Stored entries:

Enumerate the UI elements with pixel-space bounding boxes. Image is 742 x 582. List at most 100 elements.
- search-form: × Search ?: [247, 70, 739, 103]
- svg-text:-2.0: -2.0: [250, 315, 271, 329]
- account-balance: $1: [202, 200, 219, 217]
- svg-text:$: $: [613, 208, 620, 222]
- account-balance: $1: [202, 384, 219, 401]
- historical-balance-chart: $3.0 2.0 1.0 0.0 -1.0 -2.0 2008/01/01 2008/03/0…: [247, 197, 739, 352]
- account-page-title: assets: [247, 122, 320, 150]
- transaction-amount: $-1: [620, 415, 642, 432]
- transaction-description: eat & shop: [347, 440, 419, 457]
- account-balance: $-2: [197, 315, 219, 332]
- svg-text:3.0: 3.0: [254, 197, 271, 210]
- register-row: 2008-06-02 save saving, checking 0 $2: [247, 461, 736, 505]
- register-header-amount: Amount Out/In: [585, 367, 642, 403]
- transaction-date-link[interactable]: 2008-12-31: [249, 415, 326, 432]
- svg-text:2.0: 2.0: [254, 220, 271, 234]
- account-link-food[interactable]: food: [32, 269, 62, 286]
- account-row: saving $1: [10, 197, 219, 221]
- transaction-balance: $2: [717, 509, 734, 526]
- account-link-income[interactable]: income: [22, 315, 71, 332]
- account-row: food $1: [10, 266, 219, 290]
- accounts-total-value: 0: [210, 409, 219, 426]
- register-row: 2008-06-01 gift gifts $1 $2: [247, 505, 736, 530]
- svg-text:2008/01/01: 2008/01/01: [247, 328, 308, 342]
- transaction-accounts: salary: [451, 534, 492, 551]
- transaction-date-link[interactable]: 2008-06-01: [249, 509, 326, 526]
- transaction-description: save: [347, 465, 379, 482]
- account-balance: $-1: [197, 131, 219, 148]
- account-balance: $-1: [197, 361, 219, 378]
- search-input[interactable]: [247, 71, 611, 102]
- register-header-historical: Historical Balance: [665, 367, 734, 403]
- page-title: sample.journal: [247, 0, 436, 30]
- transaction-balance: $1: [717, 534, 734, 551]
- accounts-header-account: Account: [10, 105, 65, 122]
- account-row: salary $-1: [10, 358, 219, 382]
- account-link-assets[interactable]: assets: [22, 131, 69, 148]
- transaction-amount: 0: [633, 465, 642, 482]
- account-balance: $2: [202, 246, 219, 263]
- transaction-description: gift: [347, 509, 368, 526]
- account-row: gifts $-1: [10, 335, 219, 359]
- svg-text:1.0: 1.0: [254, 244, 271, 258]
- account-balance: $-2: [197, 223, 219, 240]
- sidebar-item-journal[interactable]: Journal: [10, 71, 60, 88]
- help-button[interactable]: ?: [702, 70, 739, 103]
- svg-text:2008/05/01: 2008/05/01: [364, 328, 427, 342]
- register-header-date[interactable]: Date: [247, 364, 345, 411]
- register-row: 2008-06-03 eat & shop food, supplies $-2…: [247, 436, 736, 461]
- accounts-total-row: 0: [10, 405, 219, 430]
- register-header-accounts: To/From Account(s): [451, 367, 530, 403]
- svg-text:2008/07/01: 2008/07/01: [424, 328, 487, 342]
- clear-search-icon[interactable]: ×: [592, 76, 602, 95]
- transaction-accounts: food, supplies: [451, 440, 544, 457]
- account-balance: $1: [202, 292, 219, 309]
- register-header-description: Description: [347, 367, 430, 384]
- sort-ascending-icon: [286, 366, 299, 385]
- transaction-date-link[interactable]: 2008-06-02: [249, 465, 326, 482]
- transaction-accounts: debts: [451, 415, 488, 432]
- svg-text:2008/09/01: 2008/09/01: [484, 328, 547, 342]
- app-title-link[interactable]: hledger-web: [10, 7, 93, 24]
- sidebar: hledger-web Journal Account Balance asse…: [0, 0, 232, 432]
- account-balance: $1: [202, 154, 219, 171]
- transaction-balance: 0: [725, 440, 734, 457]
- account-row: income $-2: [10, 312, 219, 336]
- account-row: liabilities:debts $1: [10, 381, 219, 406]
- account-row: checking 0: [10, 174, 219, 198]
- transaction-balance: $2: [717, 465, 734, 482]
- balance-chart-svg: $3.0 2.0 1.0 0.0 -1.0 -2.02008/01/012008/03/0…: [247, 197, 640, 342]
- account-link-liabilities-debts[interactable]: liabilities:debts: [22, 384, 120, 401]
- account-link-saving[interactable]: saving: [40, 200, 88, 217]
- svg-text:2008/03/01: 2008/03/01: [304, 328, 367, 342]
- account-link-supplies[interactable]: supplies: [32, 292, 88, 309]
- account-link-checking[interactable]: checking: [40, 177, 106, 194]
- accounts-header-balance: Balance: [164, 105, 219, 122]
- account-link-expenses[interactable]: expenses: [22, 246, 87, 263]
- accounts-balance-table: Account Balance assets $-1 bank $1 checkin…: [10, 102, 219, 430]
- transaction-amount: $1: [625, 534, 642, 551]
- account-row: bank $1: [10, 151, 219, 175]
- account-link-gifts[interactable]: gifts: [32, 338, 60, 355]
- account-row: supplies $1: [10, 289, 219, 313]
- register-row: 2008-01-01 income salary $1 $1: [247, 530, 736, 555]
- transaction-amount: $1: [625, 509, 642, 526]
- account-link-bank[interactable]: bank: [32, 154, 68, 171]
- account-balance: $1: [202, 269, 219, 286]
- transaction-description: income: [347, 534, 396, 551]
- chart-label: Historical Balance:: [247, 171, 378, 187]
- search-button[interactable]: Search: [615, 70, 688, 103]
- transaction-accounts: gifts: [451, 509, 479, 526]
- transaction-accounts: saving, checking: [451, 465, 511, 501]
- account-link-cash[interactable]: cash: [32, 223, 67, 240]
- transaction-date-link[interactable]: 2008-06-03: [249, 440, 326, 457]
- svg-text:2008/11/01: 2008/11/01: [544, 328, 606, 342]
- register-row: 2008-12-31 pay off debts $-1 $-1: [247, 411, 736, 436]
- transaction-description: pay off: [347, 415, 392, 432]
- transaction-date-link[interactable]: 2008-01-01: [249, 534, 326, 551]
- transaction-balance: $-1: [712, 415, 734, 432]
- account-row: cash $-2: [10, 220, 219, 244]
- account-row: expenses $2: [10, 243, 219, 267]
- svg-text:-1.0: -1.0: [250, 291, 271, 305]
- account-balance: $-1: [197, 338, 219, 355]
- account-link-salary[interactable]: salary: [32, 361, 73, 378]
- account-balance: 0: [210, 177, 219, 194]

**WHAT YOU SHOULD DO**
Rename "transaction-description" to "transaction-memo" wherever it appears in the rows above, and leave every other part of each line unchanged.

**WRITTEN ANSWER**
Enumerate the UI elements with pixel-space bounding boxes. Image is 742 x 582. List at most 100 elements.
- search-form: × Search ?: [247, 70, 739, 103]
- svg-text:-2.0: -2.0: [250, 315, 271, 329]
- account-balance: $1: [202, 200, 219, 217]
- svg-text:$: $: [613, 208, 620, 222]
- account-balance: $1: [202, 384, 219, 401]
- historical-balance-chart: $3.0 2.0 1.0 0.0 -1.0 -2.0 2008/01/01 2008/03/0…: [247, 197, 739, 352]
- account-page-title: assets: [247, 122, 320, 150]
- transaction-amount: $-1: [620, 415, 642, 432]
- transaction-memo: eat & shop: [347, 440, 419, 457]
- account-balance: $-2: [197, 315, 219, 332]
- svg-text:3.0: 3.0: [254, 197, 271, 210]
- register-row: 2008-06-02 save saving, checking 0 $2: [247, 461, 736, 505]
- register-header-amount: Amount Out/In: [585, 367, 642, 403]
- transaction-date-link[interactable]: 2008-12-31: [249, 415, 326, 432]
- svg-text:2.0: 2.0: [254, 220, 271, 234]
- account-link-food[interactable]: food: [32, 269, 62, 286]
- account-row: saving $1: [10, 197, 219, 221]
- transaction-balance: $2: [717, 509, 734, 526]
- account-link-income[interactable]: income: [22, 315, 71, 332]
- account-row: food $1: [10, 266, 219, 290]
- accounts-total-value: 0: [210, 409, 219, 426]
- register-row: 2008-06-01 gift gifts $1 $2: [247, 505, 736, 530]
- svg-text:2008/01/01: 2008/01/01: [247, 328, 308, 342]
- transaction-accounts: salary: [451, 534, 492, 551]
- transaction-date-link[interactable]: 2008-06-01: [249, 509, 326, 526]
- transaction-memo: save: [347, 465, 379, 482]
- account-balance: $-1: [197, 131, 219, 148]
- account-balance: $-1: [197, 361, 219, 378]
- search-input[interactable]: [247, 71, 611, 102]
- register-header-historical: Historical Balance: [665, 367, 734, 403]
- page-title: sample.journal: [247, 0, 436, 30]
- transaction-balance: $1: [717, 534, 734, 551]
- accounts-header-account: Account: [10, 105, 65, 122]
- account-row: salary $-1: [10, 358, 219, 382]
- account-link-assets[interactable]: assets: [22, 131, 69, 148]
- transaction-amount: 0: [633, 465, 642, 482]
- account-balance: $2: [202, 246, 219, 263]
- transaction-memo: gift: [347, 509, 368, 526]
- account-row: gifts $-1: [10, 335, 219, 359]
- svg-text:1.0: 1.0: [254, 244, 271, 258]
- account-balance: $-2: [197, 223, 219, 240]
- sidebar-item-journal[interactable]: Journal: [10, 71, 60, 88]
- help-button[interactable]: ?: [702, 70, 739, 103]
- svg-text:2008/05/01: 2008/05/01: [364, 328, 427, 342]
- register-header-date[interactable]: Date: [247, 364, 345, 411]
- register-row: 2008-06-03 eat & shop food, supplies $-2…: [247, 436, 736, 461]
- accounts-total-row: 0: [10, 405, 219, 430]
- register-header-accounts: To/From Account(s): [451, 367, 530, 403]
- svg-text:2008/07/01: 2008/07/01: [424, 328, 487, 342]
- clear-search-icon[interactable]: ×: [592, 76, 602, 95]
- transaction-accounts: food, supplies: [451, 440, 544, 457]
- account-balance: $1: [202, 292, 219, 309]
- register-header-description: Description: [347, 367, 430, 384]
- sort-ascending-icon: [286, 366, 299, 385]
- transaction-date-link[interactable]: 2008-06-02: [249, 465, 326, 482]
- transaction-accounts: debts: [451, 415, 488, 432]
- svg-text:2008/09/01: 2008/09/01: [484, 328, 547, 342]
- app-title-link[interactable]: hledger-web: [10, 7, 93, 24]
- sidebar: hledger-web Journal Account Balance asse…: [0, 0, 232, 432]
- account-balance: $1: [202, 154, 219, 171]
- transaction-balance: 0: [725, 440, 734, 457]
- account-row: income $-2: [10, 312, 219, 336]
- account-row: liabilities:debts $1: [10, 381, 219, 406]
- account-row: checking 0: [10, 174, 219, 198]
- transaction-balance: $2: [717, 465, 734, 482]
- balance-chart-svg: $3.0 2.0 1.0 0.0 -1.0 -2.02008/01/012008/03/0…: [247, 197, 640, 342]
- account-link-liabilities-debts[interactable]: liabilities:debts: [22, 384, 120, 401]
- account-link-saving[interactable]: saving: [40, 200, 88, 217]
- svg-text:2008/03/01: 2008/03/01: [304, 328, 367, 342]
- account-link-supplies[interactable]: supplies: [32, 292, 88, 309]
- account-link-checking[interactable]: checking: [40, 177, 106, 194]
- accounts-header-balance: Balance: [164, 105, 219, 122]
- account-link-expenses[interactable]: expenses: [22, 246, 87, 263]
- accounts-balance-table: Account Balance assets $-1 bank $1 checkin…: [10, 102, 219, 430]
- transaction-amount: $1: [625, 534, 642, 551]
- account-row: bank $1: [10, 151, 219, 175]
- account-link-gifts[interactable]: gifts: [32, 338, 60, 355]
- account-row: supplies $1: [10, 289, 219, 313]
- register-row: 2008-01-01 income salary $1 $1: [247, 530, 736, 555]
- transaction-amount: $1: [625, 509, 642, 526]
- account-link-bank[interactable]: bank: [32, 154, 68, 171]
- account-balance: $1: [202, 269, 219, 286]
- transaction-memo: income: [347, 534, 396, 551]
- chart-label: Historical Balance:: [247, 171, 378, 187]
- search-button[interactable]: Search: [615, 70, 688, 103]
- transaction-accounts: gifts: [451, 509, 479, 526]
- transaction-accounts: saving, checking: [451, 465, 511, 501]
- account-link-cash[interactable]: cash: [32, 223, 67, 240]
- transaction-date-link[interactable]: 2008-06-03: [249, 440, 326, 457]
- svg-text:2008/11/01: 2008/11/01: [544, 328, 606, 342]
- register-row: 2008-12-31 pay off debts $-1 $-1: [247, 411, 736, 436]
- transaction-memo: pay off: [347, 415, 392, 432]
- transaction-date-link[interactable]: 2008-01-01: [249, 534, 326, 551]
- transaction-balance: $-1: [712, 415, 734, 432]
- account-row: cash $-2: [10, 220, 219, 244]
- account-row: expenses $2: [10, 243, 219, 267]
- svg-text:-1.0: -1.0: [250, 291, 271, 305]
- account-balance: $-1: [197, 338, 219, 355]
- account-link-salary[interactable]: salary: [32, 361, 73, 378]
- account-balance: 0: [210, 177, 219, 194]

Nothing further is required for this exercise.